**EXERCISE REQUIREMENTS**
Locate each line holding the string "this" and copy it.

-- start of DATASET ENTRIES --

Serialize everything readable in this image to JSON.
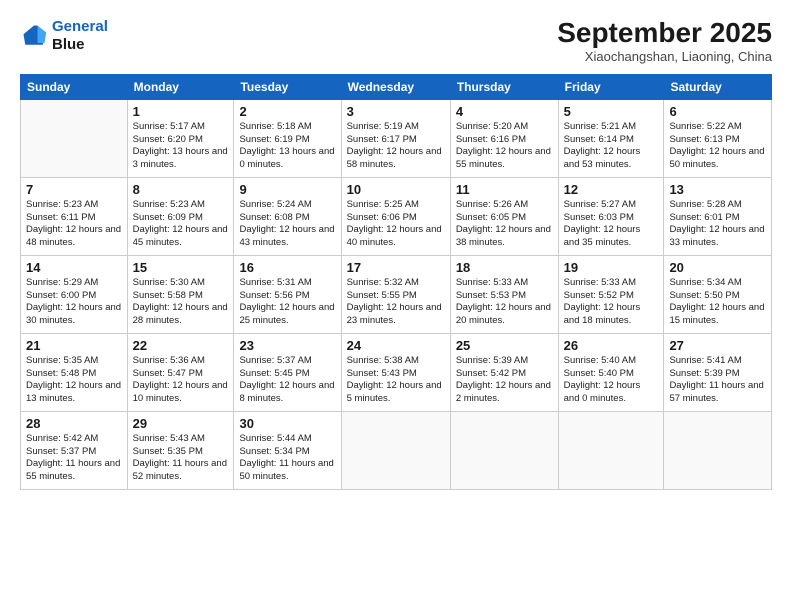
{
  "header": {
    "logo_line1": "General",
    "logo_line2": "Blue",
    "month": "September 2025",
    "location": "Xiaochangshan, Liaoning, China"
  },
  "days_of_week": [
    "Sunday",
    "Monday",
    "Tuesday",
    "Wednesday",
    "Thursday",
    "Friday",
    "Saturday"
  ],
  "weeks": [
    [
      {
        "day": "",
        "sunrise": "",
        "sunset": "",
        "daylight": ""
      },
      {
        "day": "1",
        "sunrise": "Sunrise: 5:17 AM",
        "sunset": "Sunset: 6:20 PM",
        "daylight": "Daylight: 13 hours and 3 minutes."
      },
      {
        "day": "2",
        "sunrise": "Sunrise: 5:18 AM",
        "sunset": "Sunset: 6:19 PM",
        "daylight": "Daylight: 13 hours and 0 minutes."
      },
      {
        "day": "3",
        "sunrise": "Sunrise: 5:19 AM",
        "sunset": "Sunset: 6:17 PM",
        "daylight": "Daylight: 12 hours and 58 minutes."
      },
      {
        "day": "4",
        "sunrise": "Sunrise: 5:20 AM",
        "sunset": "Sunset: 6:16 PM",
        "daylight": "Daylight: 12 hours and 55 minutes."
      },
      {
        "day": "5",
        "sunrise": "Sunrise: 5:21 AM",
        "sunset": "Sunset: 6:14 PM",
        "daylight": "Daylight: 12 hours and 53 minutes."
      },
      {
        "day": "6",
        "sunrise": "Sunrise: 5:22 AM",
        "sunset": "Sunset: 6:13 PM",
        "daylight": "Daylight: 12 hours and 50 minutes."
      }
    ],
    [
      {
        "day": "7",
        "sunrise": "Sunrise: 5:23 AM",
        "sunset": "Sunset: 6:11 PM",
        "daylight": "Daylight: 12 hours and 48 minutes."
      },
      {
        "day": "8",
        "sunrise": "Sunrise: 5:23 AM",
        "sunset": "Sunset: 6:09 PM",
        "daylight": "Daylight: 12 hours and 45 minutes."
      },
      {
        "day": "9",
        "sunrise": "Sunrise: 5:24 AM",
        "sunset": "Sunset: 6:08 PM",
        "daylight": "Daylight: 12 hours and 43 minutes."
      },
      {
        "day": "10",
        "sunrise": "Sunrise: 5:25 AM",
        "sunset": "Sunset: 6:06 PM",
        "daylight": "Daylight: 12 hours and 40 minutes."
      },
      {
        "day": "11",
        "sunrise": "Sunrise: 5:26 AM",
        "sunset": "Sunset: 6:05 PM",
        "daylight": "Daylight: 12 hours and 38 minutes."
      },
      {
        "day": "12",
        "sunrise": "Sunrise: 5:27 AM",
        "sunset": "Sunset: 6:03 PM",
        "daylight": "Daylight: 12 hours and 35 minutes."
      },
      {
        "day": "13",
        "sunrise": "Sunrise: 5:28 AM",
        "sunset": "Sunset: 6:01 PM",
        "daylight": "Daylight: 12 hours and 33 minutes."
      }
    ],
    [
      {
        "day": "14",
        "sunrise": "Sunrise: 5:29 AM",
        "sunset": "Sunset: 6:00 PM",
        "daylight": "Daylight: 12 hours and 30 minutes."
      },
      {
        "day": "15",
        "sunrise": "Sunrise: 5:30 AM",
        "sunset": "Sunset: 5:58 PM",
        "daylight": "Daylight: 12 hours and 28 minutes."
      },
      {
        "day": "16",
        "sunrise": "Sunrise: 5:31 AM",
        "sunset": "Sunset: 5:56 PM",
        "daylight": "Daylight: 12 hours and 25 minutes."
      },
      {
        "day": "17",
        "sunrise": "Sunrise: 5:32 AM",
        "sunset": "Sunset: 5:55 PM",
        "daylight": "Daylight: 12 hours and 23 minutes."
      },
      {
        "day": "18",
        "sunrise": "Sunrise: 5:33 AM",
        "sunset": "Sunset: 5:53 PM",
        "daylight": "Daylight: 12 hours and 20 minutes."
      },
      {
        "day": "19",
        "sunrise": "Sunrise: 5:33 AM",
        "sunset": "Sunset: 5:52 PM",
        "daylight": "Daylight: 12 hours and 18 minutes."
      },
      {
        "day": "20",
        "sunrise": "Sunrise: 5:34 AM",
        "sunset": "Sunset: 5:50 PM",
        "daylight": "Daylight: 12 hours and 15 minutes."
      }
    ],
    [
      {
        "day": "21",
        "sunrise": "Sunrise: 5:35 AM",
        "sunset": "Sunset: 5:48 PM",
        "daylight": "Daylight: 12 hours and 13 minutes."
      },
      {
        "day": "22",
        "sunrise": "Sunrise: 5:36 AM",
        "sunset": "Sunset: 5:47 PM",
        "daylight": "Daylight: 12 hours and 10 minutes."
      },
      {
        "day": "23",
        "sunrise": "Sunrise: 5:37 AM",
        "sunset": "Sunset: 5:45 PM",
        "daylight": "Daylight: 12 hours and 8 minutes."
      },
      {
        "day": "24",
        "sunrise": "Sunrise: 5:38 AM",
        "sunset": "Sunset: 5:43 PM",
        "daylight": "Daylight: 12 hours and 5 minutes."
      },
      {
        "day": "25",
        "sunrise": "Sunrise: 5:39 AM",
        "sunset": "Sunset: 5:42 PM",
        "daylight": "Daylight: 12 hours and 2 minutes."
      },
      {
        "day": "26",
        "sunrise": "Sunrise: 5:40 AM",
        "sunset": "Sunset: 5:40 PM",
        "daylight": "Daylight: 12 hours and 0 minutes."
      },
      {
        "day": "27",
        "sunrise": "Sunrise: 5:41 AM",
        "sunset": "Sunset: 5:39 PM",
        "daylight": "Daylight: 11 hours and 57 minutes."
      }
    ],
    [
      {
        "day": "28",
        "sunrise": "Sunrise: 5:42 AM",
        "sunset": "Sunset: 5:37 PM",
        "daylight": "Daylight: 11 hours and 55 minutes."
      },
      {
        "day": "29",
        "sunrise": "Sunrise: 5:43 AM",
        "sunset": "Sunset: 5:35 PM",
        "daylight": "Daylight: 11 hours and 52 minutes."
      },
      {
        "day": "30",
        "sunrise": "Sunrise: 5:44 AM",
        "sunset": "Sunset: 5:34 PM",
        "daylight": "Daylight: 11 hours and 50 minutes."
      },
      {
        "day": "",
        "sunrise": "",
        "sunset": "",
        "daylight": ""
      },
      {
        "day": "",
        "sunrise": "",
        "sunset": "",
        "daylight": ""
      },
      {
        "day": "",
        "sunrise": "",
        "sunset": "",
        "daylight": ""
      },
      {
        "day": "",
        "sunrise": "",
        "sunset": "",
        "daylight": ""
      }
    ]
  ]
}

-- end of DATASET ENTRIES --
-- start of DATASET ENTRIES --

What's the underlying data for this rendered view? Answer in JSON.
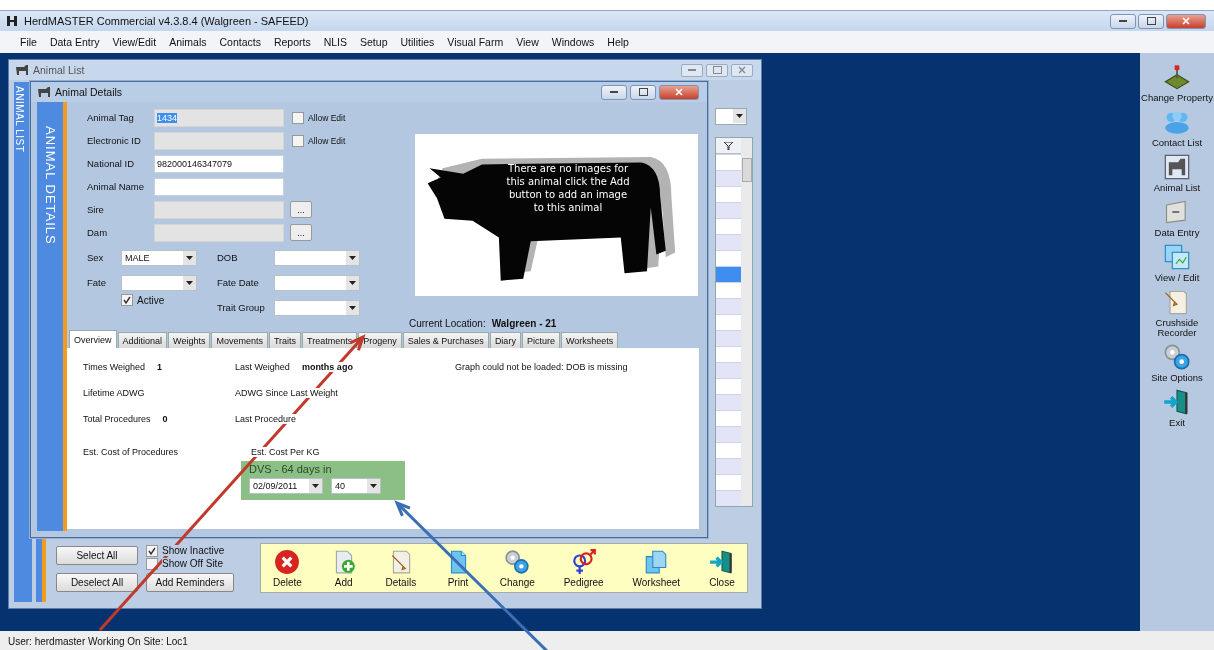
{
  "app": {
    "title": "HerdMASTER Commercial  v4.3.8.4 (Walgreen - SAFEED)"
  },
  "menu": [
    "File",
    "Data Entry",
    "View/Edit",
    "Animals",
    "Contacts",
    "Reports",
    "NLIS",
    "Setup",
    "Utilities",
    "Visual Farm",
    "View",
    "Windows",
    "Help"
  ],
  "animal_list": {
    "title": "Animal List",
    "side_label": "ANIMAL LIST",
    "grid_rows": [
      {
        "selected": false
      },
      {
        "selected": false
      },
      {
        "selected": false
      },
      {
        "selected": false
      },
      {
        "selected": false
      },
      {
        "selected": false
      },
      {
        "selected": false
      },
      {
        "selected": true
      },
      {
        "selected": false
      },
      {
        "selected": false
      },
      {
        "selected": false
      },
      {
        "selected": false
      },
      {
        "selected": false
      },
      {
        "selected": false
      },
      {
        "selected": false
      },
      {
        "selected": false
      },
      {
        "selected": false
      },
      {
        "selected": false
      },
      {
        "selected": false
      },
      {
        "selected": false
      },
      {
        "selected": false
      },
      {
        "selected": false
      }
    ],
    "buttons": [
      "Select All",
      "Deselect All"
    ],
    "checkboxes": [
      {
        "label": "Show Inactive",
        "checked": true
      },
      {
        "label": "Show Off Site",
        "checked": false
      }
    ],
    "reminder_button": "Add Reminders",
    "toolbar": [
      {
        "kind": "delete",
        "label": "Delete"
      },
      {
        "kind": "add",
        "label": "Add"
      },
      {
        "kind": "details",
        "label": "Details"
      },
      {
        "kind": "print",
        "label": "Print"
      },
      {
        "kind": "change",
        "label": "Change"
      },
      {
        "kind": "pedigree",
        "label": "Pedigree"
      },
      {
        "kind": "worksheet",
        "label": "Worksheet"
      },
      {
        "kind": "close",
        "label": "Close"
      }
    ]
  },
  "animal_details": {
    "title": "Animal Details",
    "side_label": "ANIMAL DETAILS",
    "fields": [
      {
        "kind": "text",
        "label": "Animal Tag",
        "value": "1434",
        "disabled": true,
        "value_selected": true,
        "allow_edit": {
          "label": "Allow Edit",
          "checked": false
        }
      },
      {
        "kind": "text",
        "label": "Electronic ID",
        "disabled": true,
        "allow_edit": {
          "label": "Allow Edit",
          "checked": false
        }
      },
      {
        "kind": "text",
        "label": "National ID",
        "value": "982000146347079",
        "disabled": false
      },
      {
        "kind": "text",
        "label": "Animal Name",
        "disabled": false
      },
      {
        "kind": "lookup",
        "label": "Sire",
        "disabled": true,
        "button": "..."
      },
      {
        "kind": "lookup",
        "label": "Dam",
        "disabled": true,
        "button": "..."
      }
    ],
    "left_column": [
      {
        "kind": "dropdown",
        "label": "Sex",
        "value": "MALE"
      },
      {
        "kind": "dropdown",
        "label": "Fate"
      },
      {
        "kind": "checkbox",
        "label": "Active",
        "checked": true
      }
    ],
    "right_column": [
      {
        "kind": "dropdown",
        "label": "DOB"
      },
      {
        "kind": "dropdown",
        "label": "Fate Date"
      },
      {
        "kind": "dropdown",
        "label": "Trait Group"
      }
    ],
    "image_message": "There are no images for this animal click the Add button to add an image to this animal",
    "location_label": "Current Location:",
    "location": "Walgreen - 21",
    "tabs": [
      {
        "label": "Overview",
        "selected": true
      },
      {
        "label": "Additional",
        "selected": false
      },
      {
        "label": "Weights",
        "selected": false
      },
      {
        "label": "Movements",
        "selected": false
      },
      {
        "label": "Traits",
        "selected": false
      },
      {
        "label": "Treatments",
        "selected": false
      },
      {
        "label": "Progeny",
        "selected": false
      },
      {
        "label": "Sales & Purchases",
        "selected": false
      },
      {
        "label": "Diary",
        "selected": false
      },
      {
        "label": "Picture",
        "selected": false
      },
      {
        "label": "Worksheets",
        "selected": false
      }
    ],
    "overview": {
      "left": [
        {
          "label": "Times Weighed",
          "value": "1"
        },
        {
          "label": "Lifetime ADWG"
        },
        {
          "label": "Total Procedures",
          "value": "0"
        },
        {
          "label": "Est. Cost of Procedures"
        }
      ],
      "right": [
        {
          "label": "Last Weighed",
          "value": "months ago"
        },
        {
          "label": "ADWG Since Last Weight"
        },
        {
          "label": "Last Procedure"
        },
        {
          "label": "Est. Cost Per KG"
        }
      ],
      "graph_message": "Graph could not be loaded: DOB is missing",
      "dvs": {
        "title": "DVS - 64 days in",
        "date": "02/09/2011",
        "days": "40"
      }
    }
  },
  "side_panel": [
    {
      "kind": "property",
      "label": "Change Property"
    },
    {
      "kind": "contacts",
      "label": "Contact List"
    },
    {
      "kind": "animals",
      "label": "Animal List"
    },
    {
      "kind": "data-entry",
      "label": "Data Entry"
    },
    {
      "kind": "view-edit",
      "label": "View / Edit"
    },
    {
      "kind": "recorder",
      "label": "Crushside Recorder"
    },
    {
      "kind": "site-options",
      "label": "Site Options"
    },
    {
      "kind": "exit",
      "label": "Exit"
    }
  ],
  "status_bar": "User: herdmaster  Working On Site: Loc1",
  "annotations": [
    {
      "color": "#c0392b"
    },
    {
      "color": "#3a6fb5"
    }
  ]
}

-- end of DATASET ENTRIES --

**IN RESPONSE**
Serialize everything readable in this image to JSON.
What's the underlying data for this rendered view? Answer in JSON.
    "image_message": "There are no images for this animal click the Add button to add an image to this animal",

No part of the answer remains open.